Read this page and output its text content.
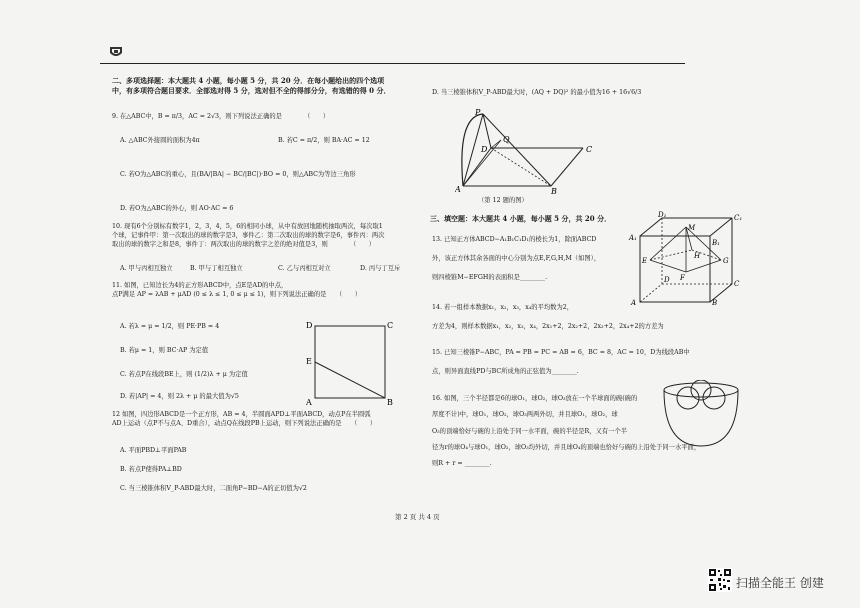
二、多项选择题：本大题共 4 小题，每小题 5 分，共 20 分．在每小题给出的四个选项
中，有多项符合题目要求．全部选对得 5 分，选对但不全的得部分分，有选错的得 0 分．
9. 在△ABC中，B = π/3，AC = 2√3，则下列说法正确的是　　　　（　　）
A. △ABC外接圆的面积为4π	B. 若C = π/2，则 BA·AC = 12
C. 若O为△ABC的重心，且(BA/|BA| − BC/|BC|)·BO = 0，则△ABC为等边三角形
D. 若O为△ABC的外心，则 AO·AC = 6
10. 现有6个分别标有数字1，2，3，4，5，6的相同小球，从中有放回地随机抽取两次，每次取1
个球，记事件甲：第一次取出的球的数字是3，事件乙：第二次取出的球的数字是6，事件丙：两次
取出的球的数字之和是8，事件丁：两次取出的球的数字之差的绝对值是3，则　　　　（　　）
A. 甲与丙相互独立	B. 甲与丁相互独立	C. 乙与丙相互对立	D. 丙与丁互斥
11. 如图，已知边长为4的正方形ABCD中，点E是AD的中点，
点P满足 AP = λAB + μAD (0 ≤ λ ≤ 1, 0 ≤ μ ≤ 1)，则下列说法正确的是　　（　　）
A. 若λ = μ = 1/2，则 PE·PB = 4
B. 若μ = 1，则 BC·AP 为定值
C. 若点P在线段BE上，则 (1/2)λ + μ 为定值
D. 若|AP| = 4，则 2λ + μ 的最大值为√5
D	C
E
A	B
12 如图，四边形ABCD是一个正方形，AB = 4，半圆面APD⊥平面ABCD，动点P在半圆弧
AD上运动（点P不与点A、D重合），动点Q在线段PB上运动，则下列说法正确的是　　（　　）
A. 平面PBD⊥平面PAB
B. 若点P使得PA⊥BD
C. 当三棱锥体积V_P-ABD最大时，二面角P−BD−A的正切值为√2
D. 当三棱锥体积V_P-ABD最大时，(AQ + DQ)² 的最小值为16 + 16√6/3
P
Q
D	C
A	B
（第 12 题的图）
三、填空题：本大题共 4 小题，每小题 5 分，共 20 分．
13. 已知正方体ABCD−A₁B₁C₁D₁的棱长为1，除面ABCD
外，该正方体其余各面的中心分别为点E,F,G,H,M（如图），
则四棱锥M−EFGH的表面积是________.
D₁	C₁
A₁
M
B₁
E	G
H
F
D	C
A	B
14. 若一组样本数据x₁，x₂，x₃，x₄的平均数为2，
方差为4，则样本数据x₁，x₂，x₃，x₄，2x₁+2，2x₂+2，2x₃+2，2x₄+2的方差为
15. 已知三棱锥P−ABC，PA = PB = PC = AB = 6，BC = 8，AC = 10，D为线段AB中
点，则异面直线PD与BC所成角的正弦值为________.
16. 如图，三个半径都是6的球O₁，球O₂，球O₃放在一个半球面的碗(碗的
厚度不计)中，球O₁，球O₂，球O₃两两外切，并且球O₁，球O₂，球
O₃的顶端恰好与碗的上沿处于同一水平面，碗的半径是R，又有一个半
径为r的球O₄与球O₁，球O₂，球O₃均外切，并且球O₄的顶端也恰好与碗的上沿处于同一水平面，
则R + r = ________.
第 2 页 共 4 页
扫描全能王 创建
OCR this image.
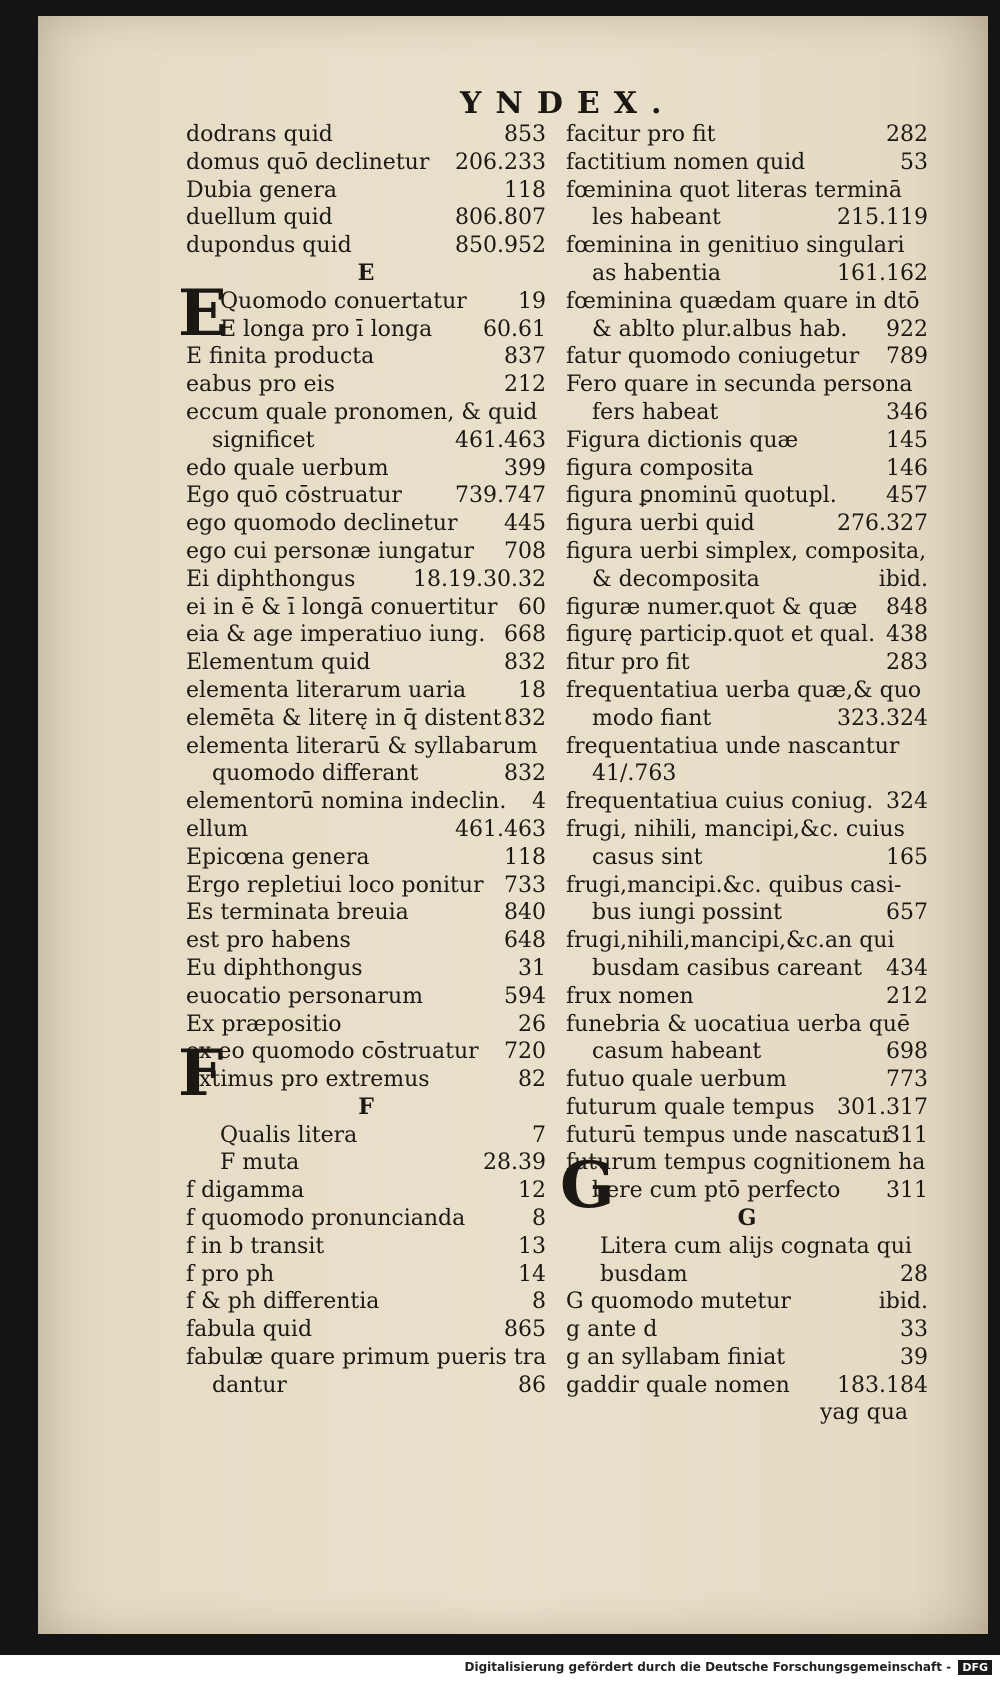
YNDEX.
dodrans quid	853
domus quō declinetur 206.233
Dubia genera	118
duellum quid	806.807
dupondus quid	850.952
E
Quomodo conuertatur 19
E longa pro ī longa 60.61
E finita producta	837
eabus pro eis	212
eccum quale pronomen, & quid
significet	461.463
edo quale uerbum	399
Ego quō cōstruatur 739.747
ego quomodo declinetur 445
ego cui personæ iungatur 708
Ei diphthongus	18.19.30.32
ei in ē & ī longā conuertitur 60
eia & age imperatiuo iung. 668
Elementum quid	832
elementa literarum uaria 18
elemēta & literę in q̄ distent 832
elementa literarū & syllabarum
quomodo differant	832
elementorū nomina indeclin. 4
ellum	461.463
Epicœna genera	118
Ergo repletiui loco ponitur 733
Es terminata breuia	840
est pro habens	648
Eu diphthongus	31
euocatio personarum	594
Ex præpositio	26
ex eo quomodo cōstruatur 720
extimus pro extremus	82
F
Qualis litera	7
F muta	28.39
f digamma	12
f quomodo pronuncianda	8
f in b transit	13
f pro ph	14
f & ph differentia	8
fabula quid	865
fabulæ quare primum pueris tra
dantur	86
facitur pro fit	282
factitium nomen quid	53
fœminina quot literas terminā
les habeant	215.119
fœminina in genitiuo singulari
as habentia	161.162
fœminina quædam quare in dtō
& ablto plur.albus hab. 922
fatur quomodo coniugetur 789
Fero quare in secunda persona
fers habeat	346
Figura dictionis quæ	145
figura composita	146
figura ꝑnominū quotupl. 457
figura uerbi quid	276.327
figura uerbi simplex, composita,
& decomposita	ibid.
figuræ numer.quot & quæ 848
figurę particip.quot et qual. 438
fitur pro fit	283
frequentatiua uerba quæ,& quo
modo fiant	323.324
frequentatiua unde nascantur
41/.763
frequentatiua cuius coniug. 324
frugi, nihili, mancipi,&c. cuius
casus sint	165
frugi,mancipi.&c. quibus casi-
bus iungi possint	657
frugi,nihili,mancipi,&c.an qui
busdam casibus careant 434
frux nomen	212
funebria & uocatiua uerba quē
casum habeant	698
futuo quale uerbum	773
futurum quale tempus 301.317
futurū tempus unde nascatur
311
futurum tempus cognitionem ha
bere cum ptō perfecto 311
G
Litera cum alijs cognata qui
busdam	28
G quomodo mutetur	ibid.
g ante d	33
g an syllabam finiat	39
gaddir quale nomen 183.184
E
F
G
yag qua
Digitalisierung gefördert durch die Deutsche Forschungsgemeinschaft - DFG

━━━━━━━━

_What the task requires_. Write out each entry exactly as given, but skip the pictures.

_Solved problem_.
Read this page and output its text content.
二、多项选择题：本大题共 4 小题，每小题 5 分，共 20 分．在每小题给出的四个选项
中，有多项符合题目要求．全部选对得 5 分，选对但不全的得部分分，有选错的得 0 分．
9. 在△ABC中，B = π/3，AC = 2√3，则下列说法正确的是　　　　（　　）
A. △ABC外接圆的面积为4π	B. 若C = π/2，则 BA·AC = 12
C. 若O为△ABC的重心，且(BA/|BA| − BC/|BC|)·BO = 0，则△ABC为等边三角形
D. 若O为△ABC的外心，则 AO·AC = 6
10. 现有6个分别标有数字1，2，3，4，5，6的相同小球，从中有放回地随机抽取两次，每次取1
个球，记事件甲：第一次取出的球的数字是3，事件乙：第二次取出的球的数字是6，事件丙：两次
取出的球的数字之和是8，事件丁：两次取出的球的数字之差的绝对值是3，则　　　　（　　）
A. 甲与丙相互独立	B. 甲与丁相互独立	C. 乙与丙相互对立	D. 丙与丁互斥
11. 如图，已知边长为4的正方形ABCD中，点E是AD的中点，
点P满足 AP = λAB + μAD (0 ≤ λ ≤ 1, 0 ≤ μ ≤ 1)，则下列说法正确的是　　（　　）
A. 若λ = μ = 1/2，则 PE·PB = 4
B. 若μ = 1，则 BC·AP 为定值
C. 若点P在线段BE上，则 (1/2)λ + μ 为定值
D. 若|AP| = 4，则 2λ + μ 的最大值为√5
D	C
E
A	B
12 如图，四边形ABCD是一个正方形，AB = 4，半圆面APD⊥平面ABCD，动点P在半圆弧
AD上运动（点P不与点A、D重合），动点Q在线段PB上运动，则下列说法正确的是　　（　　）
A. 平面PBD⊥平面PAB
B. 若点P使得PA⊥BD
C. 当三棱锥体积V_P-ABD最大时，二面角P−BD−A的正切值为√2
D. 当三棱锥体积V_P-ABD最大时，(AQ + DQ)² 的最小值为16 + 16√6/3
P
Q
D	C
A	B
（第 12 题的图）
三、填空题：本大题共 4 小题，每小题 5 分，共 20 分．
13. 已知正方体ABCD−A₁B₁C₁D₁的棱长为1，除面ABCD
外，该正方体其余各面的中心分别为点E,F,G,H,M（如图），
则四棱锥M−EFGH的表面积是________.
D₁	C₁
A₁
M
B₁
E	G
H
F
D	C
A	B
14. 若一组样本数据x₁，x₂，x₃，x₄的平均数为2，
方差为4，则样本数据x₁，x₂，x₃，x₄，2x₁+2，2x₂+2，2x₃+2，2x₄+2的方差为
15. 已知三棱锥P−ABC，PA = PB = PC = AB = 6，BC = 8，AC = 10，D为线段AB中
点，则异面直线PD与BC所成角的正弦值为________.
16. 如图，三个半径都是6的球O₁，球O₂，球O₃放在一个半球面的碗(碗的
厚度不计)中，球O₁，球O₂，球O₃两两外切，并且球O₁，球O₂，球
O₃的顶端恰好与碗的上沿处于同一水平面，碗的半径是R，又有一个半
径为r的球O₄与球O₁，球O₂，球O₃均外切，并且球O₄的顶端也恰好与碗的上沿处于同一水平面，
则R + r = ________.
第 2 页 共 4 页
扫描全能王 创建
OCR this image.
YNDEX.
dodrans quid	853
domus quō declinetur 206.233
Dubia genera	118
duellum quid	806.807
dupondus quid	850.952
E
Quomodo conuertatur 19
E longa pro ī longa 60.61
E finita producta	837
eabus pro eis	212
eccum quale pronomen, & quid
significet	461.463
edo quale uerbum	399
Ego quō cōstruatur 739.747
ego quomodo declinetur 445
ego cui personæ iungatur 708
Ei diphthongus	18.19.30.32
ei in ē & ī longā conuertitur 60
eia & age imperatiuo iung. 668
Elementum quid	832
elementa literarum uaria 18
elemēta & literę in q̄ distent 832
elementa literarū & syllabarum
quomodo differant	832
elementorū nomina indeclin. 4
ellum	461.463
Epicœna genera	118
Ergo repletiui loco ponitur 733
Es terminata breuia	840
est pro habens	648
Eu diphthongus	31
euocatio personarum	594
Ex præpositio	26
ex eo quomodo cōstruatur 720
extimus pro extremus	82
F
Qualis litera	7
F muta	28.39
f digamma	12
f quomodo pronuncianda	8
f in b transit	13
f pro ph	14
f & ph differentia	8
fabula quid	865
fabulæ quare primum pueris tra
dantur	86
facitur pro fit	282
factitium nomen quid	53
fœminina quot literas terminā
les habeant	215.119
fœminina in genitiuo singulari
as habentia	161.162
fœminina quædam quare in dtō
& ablto plur.albus hab. 922
fatur quomodo coniugetur 789
Fero quare in secunda persona
fers habeat	346
Figura dictionis quæ	145
figura composita	146
figura ꝑnominū quotupl. 457
figura uerbi quid	276.327
figura uerbi simplex, composita,
& decomposita	ibid.
figuræ numer.quot & quæ 848
figurę particip.quot et qual. 438
fitur pro fit	283
frequentatiua uerba quæ,& quo
modo fiant	323.324
frequentatiua unde nascantur
41/.763
frequentatiua cuius coniug. 324
frugi, nihili, mancipi,&c. cuius
casus sint	165
frugi,mancipi.&c. quibus casi-
bus iungi possint	657
frugi,nihili,mancipi,&c.an qui
busdam casibus careant 434
frux nomen	212
funebria & uocatiua uerba quē
casum habeant	698
futuo quale uerbum	773
futurum quale tempus 301.317
futurū tempus unde nascatur
311
futurum tempus cognitionem ha
bere cum ptō perfecto 311
G
Litera cum alijs cognata qui
busdam	28
G quomodo mutetur	ibid.
g ante d	33
g an syllabam finiat	39
gaddir quale nomen 183.184
E
F
G
yag qua
Digitalisierung gefördert durch die Deutsche Forschungsgemeinschaft - DFG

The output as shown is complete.